# Working data

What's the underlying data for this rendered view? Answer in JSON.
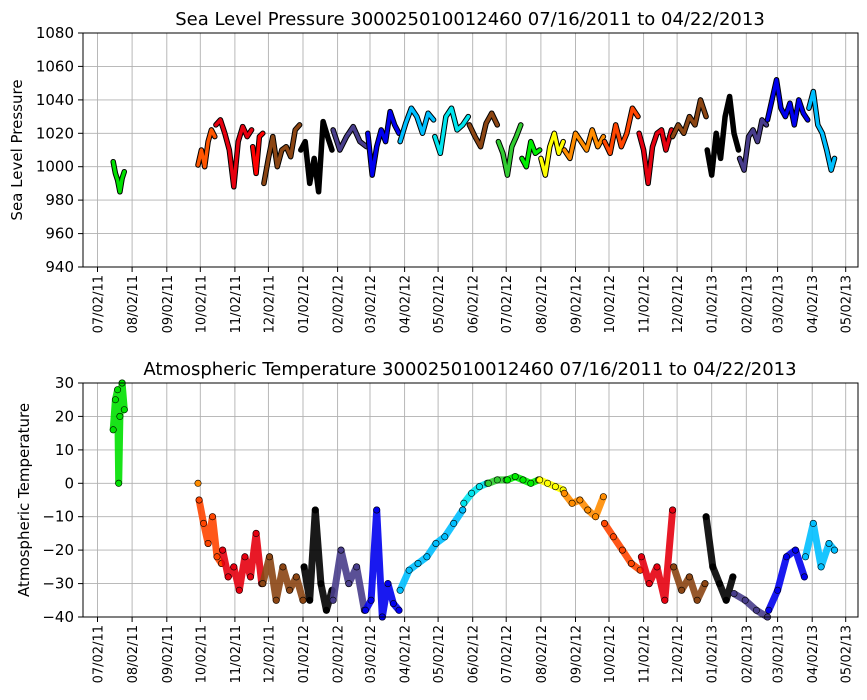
{
  "chart_data": [
    {
      "type": "line",
      "title": "Sea Level Pressure 300025010012460  07/16/2011 to 04/22/2013",
      "ylabel": "Sea Level Pressure",
      "xlabel": "",
      "ylim": [
        940,
        1080
      ],
      "yticks": [
        "940",
        "960",
        "980",
        "1000",
        "1020",
        "1040",
        "1060",
        "1080"
      ],
      "xticks": [
        "07/02/11",
        "08/02/11",
        "09/02/11",
        "10/02/11",
        "11/02/11",
        "12/02/11",
        "01/02/12",
        "02/02/12",
        "03/02/12",
        "04/02/12",
        "05/02/12",
        "06/02/12",
        "07/02/12",
        "08/02/12",
        "09/02/12",
        "10/02/12",
        "11/02/12",
        "12/02/12",
        "01/02/13",
        "02/02/13",
        "03/02/13",
        "04/02/13",
        "05/02/13"
      ],
      "grid": true,
      "series": [
        {
          "color": "#00e000",
          "x": [
            "2011-07-16",
            "2011-07-18",
            "2011-07-20",
            "2011-07-22",
            "2011-07-24",
            "2011-07-26"
          ],
          "y": [
            1003,
            996,
            992,
            985,
            993,
            997
          ]
        },
        {
          "color": "#ff5500",
          "x": [
            "2011-09-30",
            "2011-10-03",
            "2011-10-06",
            "2011-10-09",
            "2011-10-12",
            "2011-10-15"
          ],
          "y": [
            1001,
            1010,
            1000,
            1015,
            1022,
            1018
          ]
        },
        {
          "color": "#e6000f",
          "x": [
            "2011-10-16",
            "2011-10-20",
            "2011-10-24",
            "2011-10-28",
            "2011-11-01",
            "2011-11-05",
            "2011-11-09",
            "2011-11-13",
            "2011-11-17"
          ],
          "y": [
            1025,
            1028,
            1020,
            1010,
            988,
            1015,
            1024,
            1018,
            1022
          ]
        },
        {
          "color": "#ff0000",
          "x": [
            "2011-11-18",
            "2011-11-21",
            "2011-11-24",
            "2011-11-27"
          ],
          "y": [
            1012,
            996,
            1018,
            1020
          ]
        },
        {
          "color": "#8b4513",
          "x": [
            "2011-11-28",
            "2011-12-02",
            "2011-12-06",
            "2011-12-10",
            "2011-12-14",
            "2011-12-18",
            "2011-12-22",
            "2011-12-26",
            "2011-12-30"
          ],
          "y": [
            990,
            1005,
            1018,
            1000,
            1010,
            1012,
            1006,
            1022,
            1025
          ]
        },
        {
          "color": "#000000",
          "x": [
            "2011-12-31",
            "2012-01-04",
            "2012-01-08",
            "2012-01-12",
            "2012-01-16",
            "2012-01-20",
            "2012-01-24",
            "2012-01-28"
          ],
          "y": [
            1010,
            1015,
            990,
            1005,
            985,
            1027,
            1018,
            1010
          ]
        },
        {
          "color": "#483d8b",
          "x": [
            "2012-01-29",
            "2012-02-04",
            "2012-02-10",
            "2012-02-16",
            "2012-02-22",
            "2012-02-28"
          ],
          "y": [
            1022,
            1010,
            1018,
            1024,
            1015,
            1012
          ]
        },
        {
          "color": "#0000ee",
          "x": [
            "2012-02-29",
            "2012-03-04",
            "2012-03-08",
            "2012-03-12",
            "2012-03-16",
            "2012-03-20",
            "2012-03-24",
            "2012-03-28"
          ],
          "y": [
            1020,
            995,
            1012,
            1022,
            1015,
            1033,
            1025,
            1020
          ]
        },
        {
          "color": "#00bfff",
          "x": [
            "2012-03-29",
            "2012-04-03",
            "2012-04-08",
            "2012-04-13",
            "2012-04-18",
            "2012-04-23",
            "2012-04-28"
          ],
          "y": [
            1015,
            1026,
            1035,
            1030,
            1020,
            1032,
            1028
          ]
        },
        {
          "color": "#00e5ee",
          "x": [
            "2012-04-29",
            "2012-05-04",
            "2012-05-09",
            "2012-05-14",
            "2012-05-19",
            "2012-05-24",
            "2012-05-29"
          ],
          "y": [
            1018,
            1008,
            1030,
            1035,
            1022,
            1025,
            1030
          ]
        },
        {
          "color": "#8b4513",
          "x": [
            "2012-05-30",
            "2012-06-04",
            "2012-06-09",
            "2012-06-14",
            "2012-06-19",
            "2012-06-24"
          ],
          "y": [
            1025,
            1018,
            1012,
            1026,
            1032,
            1025
          ]
        },
        {
          "color": "#32cd32",
          "x": [
            "2012-06-25",
            "2012-06-29",
            "2012-07-03",
            "2012-07-07",
            "2012-07-11",
            "2012-07-15"
          ],
          "y": [
            1015,
            1008,
            995,
            1012,
            1018,
            1025
          ]
        },
        {
          "color": "#00ee00",
          "x": [
            "2012-07-16",
            "2012-07-20",
            "2012-07-24",
            "2012-07-28",
            "2012-08-01"
          ],
          "y": [
            1005,
            1000,
            1015,
            1008,
            1010
          ]
        },
        {
          "color": "#ffff00",
          "x": [
            "2012-08-02",
            "2012-08-06",
            "2012-08-10",
            "2012-08-14",
            "2012-08-18",
            "2012-08-22"
          ],
          "y": [
            1005,
            995,
            1012,
            1020,
            1008,
            1015
          ]
        },
        {
          "color": "#ff8c00",
          "x": [
            "2012-08-23",
            "2012-08-28",
            "2012-09-02",
            "2012-09-07",
            "2012-09-12",
            "2012-09-17",
            "2012-09-22",
            "2012-09-27"
          ],
          "y": [
            1010,
            1005,
            1020,
            1015,
            1010,
            1022,
            1012,
            1018
          ]
        },
        {
          "color": "#ff4500",
          "x": [
            "2012-09-28",
            "2012-10-03",
            "2012-10-08",
            "2012-10-13",
            "2012-10-18",
            "2012-10-23",
            "2012-10-28"
          ],
          "y": [
            1015,
            1008,
            1025,
            1012,
            1020,
            1035,
            1030
          ]
        },
        {
          "color": "#e6000f",
          "x": [
            "2012-10-29",
            "2012-11-02",
            "2012-11-06",
            "2012-11-10",
            "2012-11-14",
            "2012-11-18",
            "2012-11-22",
            "2012-11-27"
          ],
          "y": [
            1020,
            1010,
            990,
            1012,
            1020,
            1022,
            1010,
            1022
          ]
        },
        {
          "color": "#8b4513",
          "x": [
            "2012-11-28",
            "2012-12-03",
            "2012-12-08",
            "2012-12-13",
            "2012-12-18",
            "2012-12-23",
            "2012-12-28"
          ],
          "y": [
            1018,
            1025,
            1020,
            1030,
            1025,
            1040,
            1030
          ]
        },
        {
          "color": "#000000",
          "x": [
            "2012-12-29",
            "2013-01-02",
            "2013-01-06",
            "2013-01-10",
            "2013-01-14",
            "2013-01-18",
            "2013-01-22",
            "2013-01-26"
          ],
          "y": [
            1010,
            995,
            1020,
            1005,
            1030,
            1042,
            1020,
            1010
          ]
        },
        {
          "color": "#483d8b",
          "x": [
            "2013-01-27",
            "2013-01-31",
            "2013-02-04",
            "2013-02-08",
            "2013-02-12",
            "2013-02-16",
            "2013-02-20"
          ],
          "y": [
            1005,
            998,
            1018,
            1022,
            1015,
            1028,
            1025
          ]
        },
        {
          "color": "#0000ee",
          "x": [
            "2013-02-21",
            "2013-02-25",
            "2013-03-01",
            "2013-03-05",
            "2013-03-09",
            "2013-03-13",
            "2013-03-17",
            "2013-03-21",
            "2013-03-25",
            "2013-03-29"
          ],
          "y": [
            1028,
            1040,
            1052,
            1035,
            1030,
            1038,
            1025,
            1040,
            1032,
            1028
          ]
        },
        {
          "color": "#00bfff",
          "x": [
            "2013-03-30",
            "2013-04-03",
            "2013-04-07",
            "2013-04-11",
            "2013-04-15",
            "2013-04-19",
            "2013-04-22"
          ],
          "y": [
            1035,
            1045,
            1025,
            1020,
            1010,
            998,
            1005
          ]
        }
      ]
    },
    {
      "type": "scatter",
      "title": "Atmospheric Temperature 300025010012460  07/16/2011 to 04/22/2013",
      "ylabel": "Atmospheric Temperature",
      "xlabel": "",
      "ylim": [
        -40,
        30
      ],
      "yticks": [
        "−40",
        "−30",
        "−20",
        "−10",
        "0",
        "10",
        "20",
        "30"
      ],
      "xticks": [
        "07/02/11",
        "08/02/11",
        "09/02/11",
        "10/02/11",
        "11/02/11",
        "12/02/11",
        "01/02/12",
        "02/02/12",
        "03/02/12",
        "04/02/12",
        "05/02/12",
        "06/02/12",
        "07/02/12",
        "08/02/12",
        "09/02/12",
        "10/02/12",
        "11/02/12",
        "12/02/12",
        "01/02/13",
        "02/02/13",
        "03/02/13",
        "04/02/13",
        "05/02/13"
      ],
      "grid": true,
      "series": [
        {
          "color": "#00e000",
          "x": [
            "2011-07-16",
            "2011-07-18",
            "2011-07-20",
            "2011-07-21",
            "2011-07-22",
            "2011-07-24",
            "2011-07-26"
          ],
          "y": [
            16,
            25,
            28,
            0,
            20,
            30,
            22
          ]
        },
        {
          "color": "#ff8c00",
          "x": [
            "2011-09-30"
          ],
          "y": [
            0
          ]
        },
        {
          "color": "#ff4500",
          "x": [
            "2011-10-01",
            "2011-10-05",
            "2011-10-09",
            "2011-10-13",
            "2011-10-17",
            "2011-10-21"
          ],
          "y": [
            -5,
            -12,
            -18,
            -10,
            -22,
            -24
          ]
        },
        {
          "color": "#e6000f",
          "x": [
            "2011-10-22",
            "2011-10-27",
            "2011-11-01",
            "2011-11-06",
            "2011-11-11",
            "2011-11-16",
            "2011-11-21",
            "2011-11-26"
          ],
          "y": [
            -20,
            -28,
            -25,
            -32,
            -22,
            -28,
            -15,
            -30
          ]
        },
        {
          "color": "#8b4513",
          "x": [
            "2011-11-27",
            "2011-12-03",
            "2011-12-09",
            "2011-12-15",
            "2011-12-21",
            "2011-12-27",
            "2012-01-02"
          ],
          "y": [
            -30,
            -22,
            -35,
            -25,
            -32,
            -28,
            -35
          ]
        },
        {
          "color": "#000000",
          "x": [
            "2012-01-03",
            "2012-01-08",
            "2012-01-13",
            "2012-01-18",
            "2012-01-23",
            "2012-01-28"
          ],
          "y": [
            -25,
            -35,
            -8,
            -30,
            -38,
            -32
          ]
        },
        {
          "color": "#483d8b",
          "x": [
            "2012-01-29",
            "2012-02-05",
            "2012-02-12",
            "2012-02-19",
            "2012-02-26"
          ],
          "y": [
            -35,
            -20,
            -30,
            -25,
            -38
          ]
        },
        {
          "color": "#0000ee",
          "x": [
            "2012-02-27",
            "2012-03-03",
            "2012-03-08",
            "2012-03-13",
            "2012-03-18",
            "2012-03-23",
            "2012-03-28"
          ],
          "y": [
            -38,
            -35,
            -8,
            -40,
            -30,
            -36,
            -38
          ]
        },
        {
          "color": "#00bfff",
          "x": [
            "2012-03-29",
            "2012-04-06",
            "2012-04-14",
            "2012-04-22",
            "2012-04-30",
            "2012-05-08",
            "2012-05-16",
            "2012-05-24"
          ],
          "y": [
            -32,
            -26,
            -24,
            -22,
            -18,
            -16,
            -12,
            -8
          ]
        },
        {
          "color": "#00e5ee",
          "x": [
            "2012-05-25",
            "2012-06-01",
            "2012-06-08",
            "2012-06-15"
          ],
          "y": [
            -6,
            -3,
            -1,
            0
          ]
        },
        {
          "color": "#32cd32",
          "x": [
            "2012-06-16",
            "2012-06-24",
            "2012-07-02"
          ],
          "y": [
            0,
            1,
            1
          ]
        },
        {
          "color": "#00ee00",
          "x": [
            "2012-07-03",
            "2012-07-10",
            "2012-07-17",
            "2012-07-24",
            "2012-07-31"
          ],
          "y": [
            1,
            2,
            1,
            0,
            1
          ]
        },
        {
          "color": "#ffff00",
          "x": [
            "2012-08-01",
            "2012-08-08",
            "2012-08-15",
            "2012-08-22"
          ],
          "y": [
            1,
            0,
            -1,
            -2
          ]
        },
        {
          "color": "#ff8c00",
          "x": [
            "2012-08-23",
            "2012-08-30",
            "2012-09-06",
            "2012-09-13",
            "2012-09-20",
            "2012-09-27"
          ],
          "y": [
            -3,
            -6,
            -5,
            -8,
            -10,
            -4
          ]
        },
        {
          "color": "#ff4500",
          "x": [
            "2012-09-28",
            "2012-10-06",
            "2012-10-14",
            "2012-10-22",
            "2012-10-30"
          ],
          "y": [
            -12,
            -16,
            -20,
            -24,
            -26
          ]
        },
        {
          "color": "#e6000f",
          "x": [
            "2012-10-31",
            "2012-11-07",
            "2012-11-14",
            "2012-11-21",
            "2012-11-28"
          ],
          "y": [
            -22,
            -30,
            -25,
            -35,
            -8
          ]
        },
        {
          "color": "#8b4513",
          "x": [
            "2012-11-29",
            "2012-12-06",
            "2012-12-13",
            "2012-12-20",
            "2012-12-27"
          ],
          "y": [
            -25,
            -32,
            -28,
            -35,
            -30
          ]
        },
        {
          "color": "#000000",
          "x": [
            "2012-12-28",
            "2013-01-03",
            "2013-01-09",
            "2013-01-15",
            "2013-01-21"
          ],
          "y": [
            -10,
            -25,
            -30,
            -35,
            -28
          ]
        },
        {
          "color": "#483d8b",
          "x": [
            "2013-01-22",
            "2013-02-01",
            "2013-02-11",
            "2013-02-21"
          ],
          "y": [
            -33,
            -35,
            -38,
            -40
          ]
        },
        {
          "color": "#0000ee",
          "x": [
            "2013-02-22",
            "2013-03-02",
            "2013-03-10",
            "2013-03-18",
            "2013-03-26"
          ],
          "y": [
            -38,
            -32,
            -22,
            -20,
            -28
          ]
        },
        {
          "color": "#00bfff",
          "x": [
            "2013-03-27",
            "2013-04-03",
            "2013-04-10",
            "2013-04-17",
            "2013-04-22"
          ],
          "y": [
            -22,
            -12,
            -25,
            -18,
            -20
          ]
        }
      ]
    }
  ]
}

# Aim of the exercise
Gather all lines where the word "title" appears.

# Result
      "title": "Sea Level Pressure 300025010012460  07/16/2011 to 04/22/2013",
      "title": "Atmospheric Temperature 300025010012460  07/16/2011 to 04/22/2013",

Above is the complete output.